_YOUR OBJECTIVE_
Restate, word for word, every line of the data.

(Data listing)
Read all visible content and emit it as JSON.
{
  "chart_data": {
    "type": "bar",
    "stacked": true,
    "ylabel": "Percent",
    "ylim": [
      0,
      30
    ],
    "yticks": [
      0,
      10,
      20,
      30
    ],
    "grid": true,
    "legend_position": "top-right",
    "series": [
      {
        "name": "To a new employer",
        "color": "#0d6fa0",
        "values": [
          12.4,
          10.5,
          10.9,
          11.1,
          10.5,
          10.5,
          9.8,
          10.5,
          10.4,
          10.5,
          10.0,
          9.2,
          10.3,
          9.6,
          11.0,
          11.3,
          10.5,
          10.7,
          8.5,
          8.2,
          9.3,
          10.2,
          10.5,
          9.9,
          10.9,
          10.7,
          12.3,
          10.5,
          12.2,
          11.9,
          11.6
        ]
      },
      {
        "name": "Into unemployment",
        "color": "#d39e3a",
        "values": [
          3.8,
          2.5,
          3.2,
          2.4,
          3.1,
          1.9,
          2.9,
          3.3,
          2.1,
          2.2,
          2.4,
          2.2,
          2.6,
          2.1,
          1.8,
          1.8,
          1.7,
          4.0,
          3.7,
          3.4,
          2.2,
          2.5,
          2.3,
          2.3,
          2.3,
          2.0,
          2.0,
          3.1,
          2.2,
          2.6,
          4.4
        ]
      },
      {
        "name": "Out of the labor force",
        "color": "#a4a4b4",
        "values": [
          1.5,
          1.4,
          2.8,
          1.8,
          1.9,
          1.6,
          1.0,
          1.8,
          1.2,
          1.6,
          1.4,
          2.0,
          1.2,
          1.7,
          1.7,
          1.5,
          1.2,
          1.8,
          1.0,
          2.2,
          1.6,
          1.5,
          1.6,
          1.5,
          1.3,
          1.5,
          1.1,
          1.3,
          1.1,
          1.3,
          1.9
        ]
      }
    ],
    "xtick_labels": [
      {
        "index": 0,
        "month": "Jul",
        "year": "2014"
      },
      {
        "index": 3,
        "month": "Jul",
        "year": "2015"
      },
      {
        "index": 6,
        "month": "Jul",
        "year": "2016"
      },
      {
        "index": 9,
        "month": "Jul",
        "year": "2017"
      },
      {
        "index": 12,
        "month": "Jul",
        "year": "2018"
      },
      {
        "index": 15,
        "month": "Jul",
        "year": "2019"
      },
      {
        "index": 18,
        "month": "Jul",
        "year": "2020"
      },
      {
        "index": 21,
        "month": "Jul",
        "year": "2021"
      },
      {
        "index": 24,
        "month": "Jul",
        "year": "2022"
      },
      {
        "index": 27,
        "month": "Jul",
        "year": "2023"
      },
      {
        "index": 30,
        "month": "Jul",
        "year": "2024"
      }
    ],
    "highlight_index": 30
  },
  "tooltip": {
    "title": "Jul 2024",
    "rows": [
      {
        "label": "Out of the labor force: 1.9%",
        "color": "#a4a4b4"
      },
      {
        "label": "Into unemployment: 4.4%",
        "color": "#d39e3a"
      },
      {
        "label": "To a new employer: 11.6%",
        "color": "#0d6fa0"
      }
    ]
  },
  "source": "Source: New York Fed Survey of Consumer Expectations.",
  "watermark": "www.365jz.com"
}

_RESULT FOR THIS EXERCISE_
Read all visible content and emit it as JSON.
{
  "chart_data": {
    "type": "bar",
    "stacked": true,
    "ylabel": "Percent",
    "ylim": [
      0,
      30
    ],
    "yticks": [
      0,
      10,
      20,
      30
    ],
    "grid": true,
    "legend_position": "top-right",
    "series": [
      {
        "name": "To a new employer",
        "color": "#0d6fa0",
        "values": [
          12.4,
          10.5,
          10.9,
          11.1,
          10.5,
          10.5,
          9.8,
          10.5,
          10.4,
          10.5,
          10.0,
          9.2,
          10.3,
          9.6,
          11.0,
          11.3,
          10.5,
          10.7,
          8.5,
          8.2,
          9.3,
          10.2,
          10.5,
          9.9,
          10.9,
          10.7,
          12.3,
          10.5,
          12.2,
          11.9,
          11.6
        ]
      },
      {
        "name": "Into unemployment",
        "color": "#d39e3a",
        "values": [
          3.8,
          2.5,
          3.2,
          2.4,
          3.1,
          1.9,
          2.9,
          3.3,
          2.1,
          2.2,
          2.4,
          2.2,
          2.6,
          2.1,
          1.8,
          1.8,
          1.7,
          4.0,
          3.7,
          3.4,
          2.2,
          2.5,
          2.3,
          2.3,
          2.3,
          2.0,
          2.0,
          3.1,
          2.2,
          2.6,
          4.4
        ]
      },
      {
        "name": "Out of the labor force",
        "color": "#a4a4b4",
        "values": [
          1.5,
          1.4,
          2.8,
          1.8,
          1.9,
          1.6,
          1.0,
          1.8,
          1.2,
          1.6,
          1.4,
          2.0,
          1.2,
          1.7,
          1.7,
          1.5,
          1.2,
          1.8,
          1.0,
          2.2,
          1.6,
          1.5,
          1.6,
          1.5,
          1.3,
          1.5,
          1.1,
          1.3,
          1.1,
          1.3,
          1.9
        ]
      }
    ],
    "xtick_labels": [
      {
        "index": 0,
        "month": "Jul",
        "year": "2014"
      },
      {
        "index": 3,
        "month": "Jul",
        "year": "2015"
      },
      {
        "index": 6,
        "month": "Jul",
        "year": "2016"
      },
      {
        "index": 9,
        "month": "Jul",
        "year": "2017"
      },
      {
        "index": 12,
        "month": "Jul",
        "year": "2018"
      },
      {
        "index": 15,
        "month": "Jul",
        "year": "2019"
      },
      {
        "index": 18,
        "month": "Jul",
        "year": "2020"
      },
      {
        "index": 21,
        "month": "Jul",
        "year": "2021"
      },
      {
        "index": 24,
        "month": "Jul",
        "year": "2022"
      },
      {
        "index": 27,
        "month": "Jul",
        "year": "2023"
      },
      {
        "index": 30,
        "month": "Jul",
        "year": "2024"
      }
    ],
    "highlight_index": 30
  },
  "tooltip": {
    "title": "Jul 2024",
    "rows": [
      {
        "label": "Out of the labor force: 1.9%",
        "color": "#a4a4b4"
      },
      {
        "label": "Into unemployment: 4.4%",
        "color": "#d39e3a"
      },
      {
        "label": "To a new employer: 11.6%",
        "color": "#0d6fa0"
      }
    ]
  },
  "source": "Source: New York Fed Survey of Consumer Expectations.",
  "watermark": "www.365jz.com"
}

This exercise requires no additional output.